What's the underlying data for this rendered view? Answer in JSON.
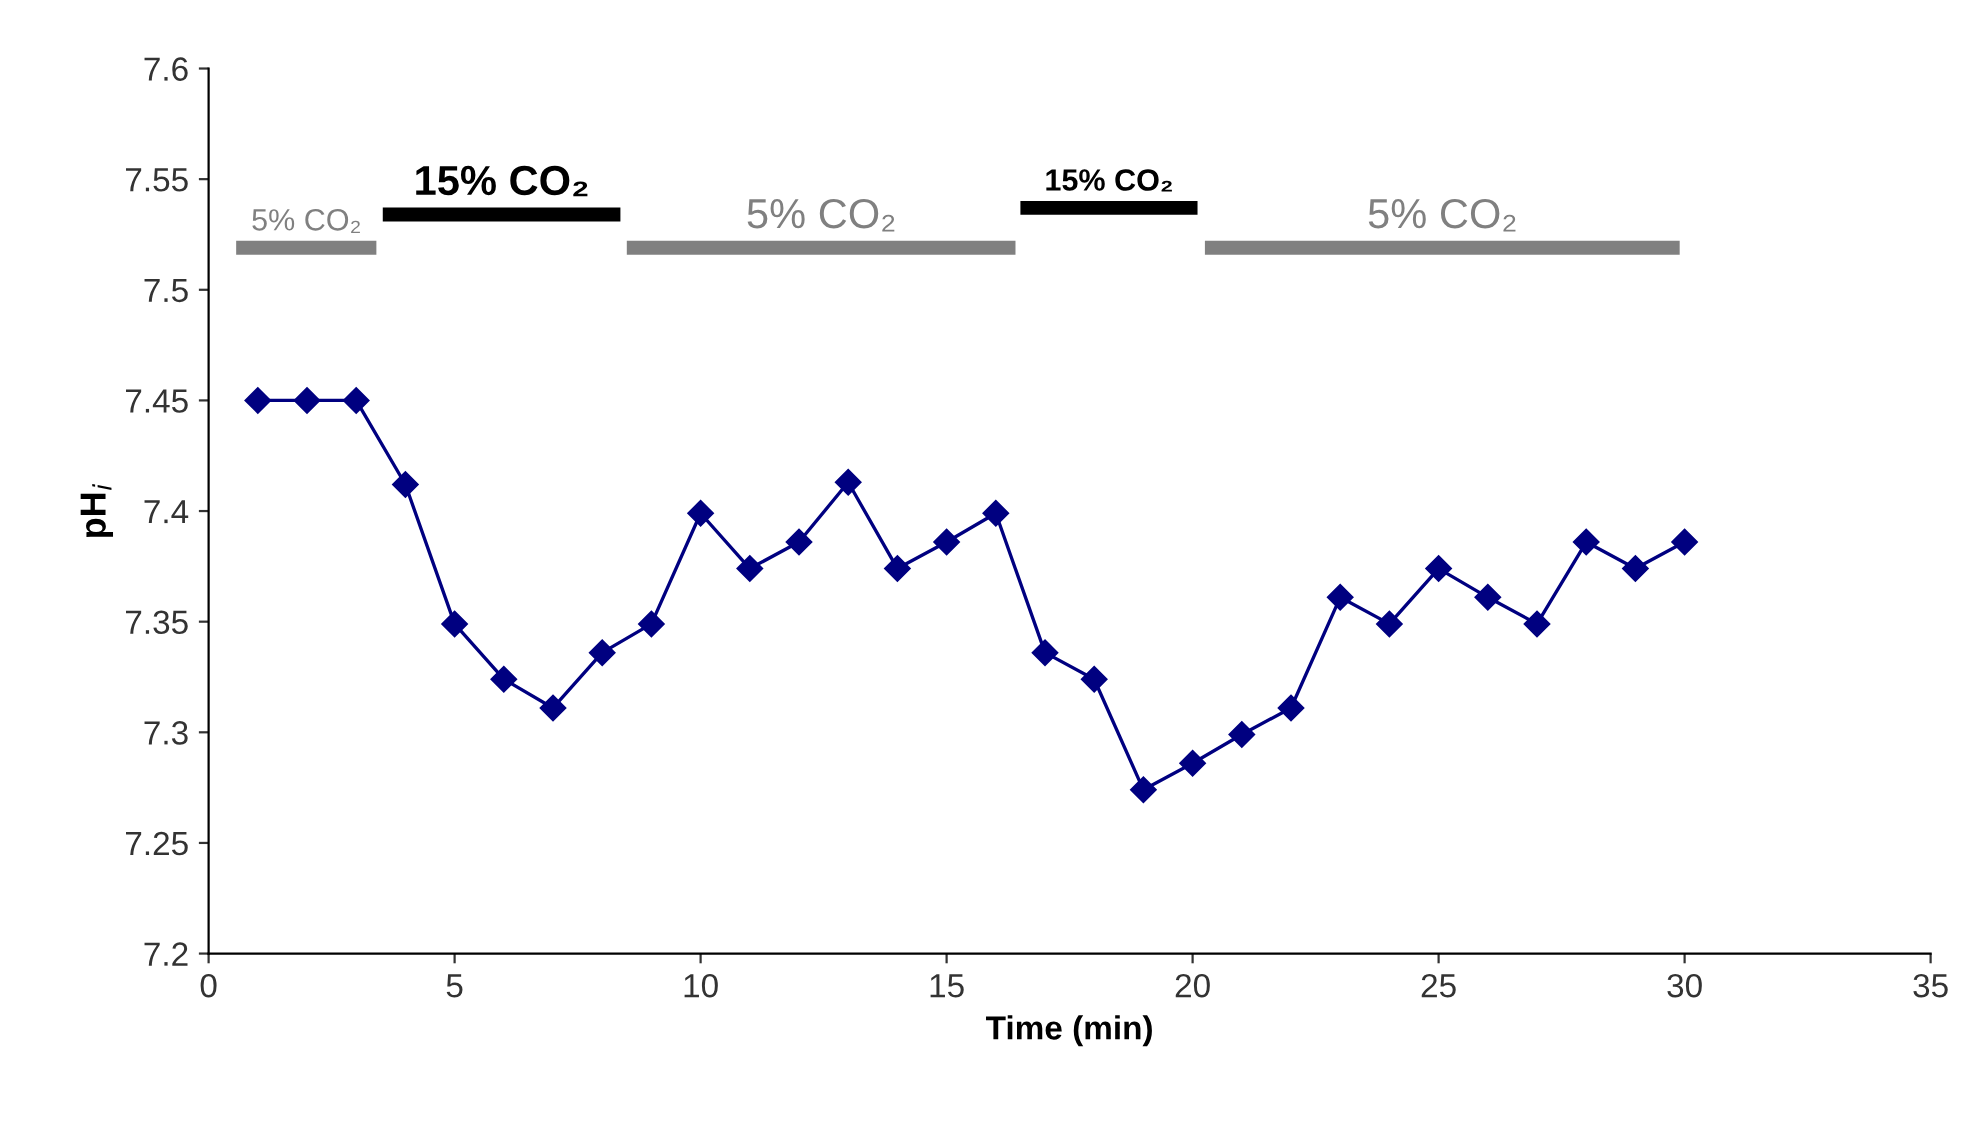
{
  "chart_data": {
    "type": "line",
    "xlabel": "Time (min)",
    "ylabel": "pH$_{i}$",
    "x": [
      1,
      2,
      3,
      4,
      5,
      6,
      7,
      8,
      9,
      10,
      11,
      12,
      13,
      14,
      15,
      16,
      17,
      18,
      19,
      20,
      21,
      22,
      23,
      24,
      25,
      26,
      27,
      28,
      29,
      30
    ],
    "series": [
      {
        "color": "#000080",
        "values": [
          7.45,
          7.45,
          7.45,
          7.412,
          7.349,
          7.324,
          7.311,
          7.336,
          7.349,
          7.399,
          7.374,
          7.386,
          7.413,
          7.374,
          7.386,
          7.399,
          7.336,
          7.324,
          7.274,
          7.286,
          7.299,
          7.311,
          7.361,
          7.349,
          7.374,
          7.361,
          7.349,
          7.386,
          7.374,
          7.386
        ]
      },
      {
        "name": "5% CO₂",
        "color": "#808080",
        "marker": "none",
        "x": [
          0.56,
          3.41
        ],
        "values": [
          7.519,
          7.519
        ]
      },
      {
        "name": "15% CO₂",
        "color": "#000000",
        "marker": "none",
        "x": [
          3.54,
          8.37
        ],
        "values": [
          7.534,
          7.534
        ]
      },
      {
        "name": "5% CO₂",
        "color": "#808080",
        "marker": "none",
        "x": [
          8.5,
          16.4
        ],
        "values": [
          7.519,
          7.519
        ]
      },
      {
        "name": "15% CO₂",
        "color": "#000000",
        "marker": "none",
        "x": [
          16.5,
          20.1
        ],
        "values": [
          7.537,
          7.537
        ]
      },
      {
        "name": "5% CO₂",
        "color": "#808080",
        "marker": "none",
        "x": [
          20.25,
          29.9
        ],
        "values": [
          7.519,
          7.519
        ]
      }
    ],
    "marker": "diamond",
    "line_style": "solid",
    "grid": false,
    "xlim": [
      0,
      35
    ],
    "xticks": [
      0,
      5,
      10,
      15,
      20,
      25,
      30,
      35
    ],
    "ylim": [
      7.2,
      7.6
    ],
    "yticks": [
      7.2,
      7.25,
      7.3,
      7.35,
      7.4,
      7.45,
      7.5,
      7.55,
      7.6
    ]
  }
}
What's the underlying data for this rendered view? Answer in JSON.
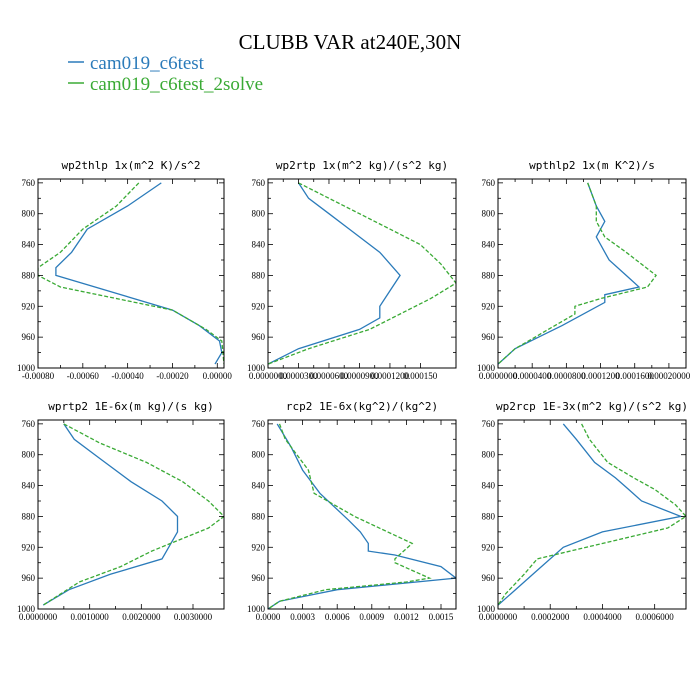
§
Output the data exactly. Pictures don't belong in the result.

What's the underlying data for this rendered view? Answer in JSON.
{
  "chart_data": {
    "type": "line",
    "xlabel": "Time (min)",
    "ylabel": "pH$_{i}$",
    "x": [
      1,
      2,
      3,
      4,
      5,
      6,
      7,
      8,
      9,
      10,
      11,
      12,
      13,
      14,
      15,
      16,
      17,
      18,
      19,
      20,
      21,
      22,
      23,
      24,
      25,
      26,
      27,
      28,
      29,
      30
    ],
    "series": [
      {
        "color": "#000080",
        "values": [
          7.45,
          7.45,
          7.45,
          7.412,
          7.349,
          7.324,
          7.311,
          7.336,
          7.349,
          7.399,
          7.374,
          7.386,
          7.413,
          7.374,
          7.386,
          7.399,
          7.336,
          7.324,
          7.274,
          7.286,
          7.299,
          7.311,
          7.361,
          7.349,
          7.374,
          7.361,
          7.349,
          7.386,
          7.374,
          7.386
        ]
      },
      {
        "name": "5% CO₂",
        "color": "#808080",
        "marker": "none",
        "x": [
          0.56,
          3.41
        ],
        "values": [
          7.519,
          7.519
        ]
      },
      {
        "name": "15% CO₂",
        "color": "#000000",
        "marker": "none",
        "x": [
          3.54,
          8.37
        ],
        "values": [
          7.534,
          7.534
        ]
      },
      {
        "name": "5% CO₂",
        "color": "#808080",
        "marker": "none",
        "x": [
          8.5,
          16.4
        ],
        "values": [
          7.519,
          7.519
        ]
      },
      {
        "name": "15% CO₂",
        "color": "#000000",
        "marker": "none",
        "x": [
          16.5,
          20.1
        ],
        "values": [
          7.537,
          7.537
        ]
      },
      {
        "name": "5% CO₂",
        "color": "#808080",
        "marker": "none",
        "x": [
          20.25,
          29.9
        ],
        "values": [
          7.519,
          7.519
        ]
      }
    ],
    "marker": "diamond",
    "line_style": "solid",
    "grid": false,
    "xlim": [
      0,
      35
    ],
    "xticks": [
      0,
      5,
      10,
      15,
      20,
      25,
      30,
      35
    ],
    "ylim": [
      7.2,
      7.6
    ],
    "yticks": [
      7.2,
      7.25,
      7.3,
      7.35,
      7.4,
      7.45,
      7.5,
      7.55,
      7.6
    ]
  }
}
What's the underlying data for this rendered view? Answer in JSON.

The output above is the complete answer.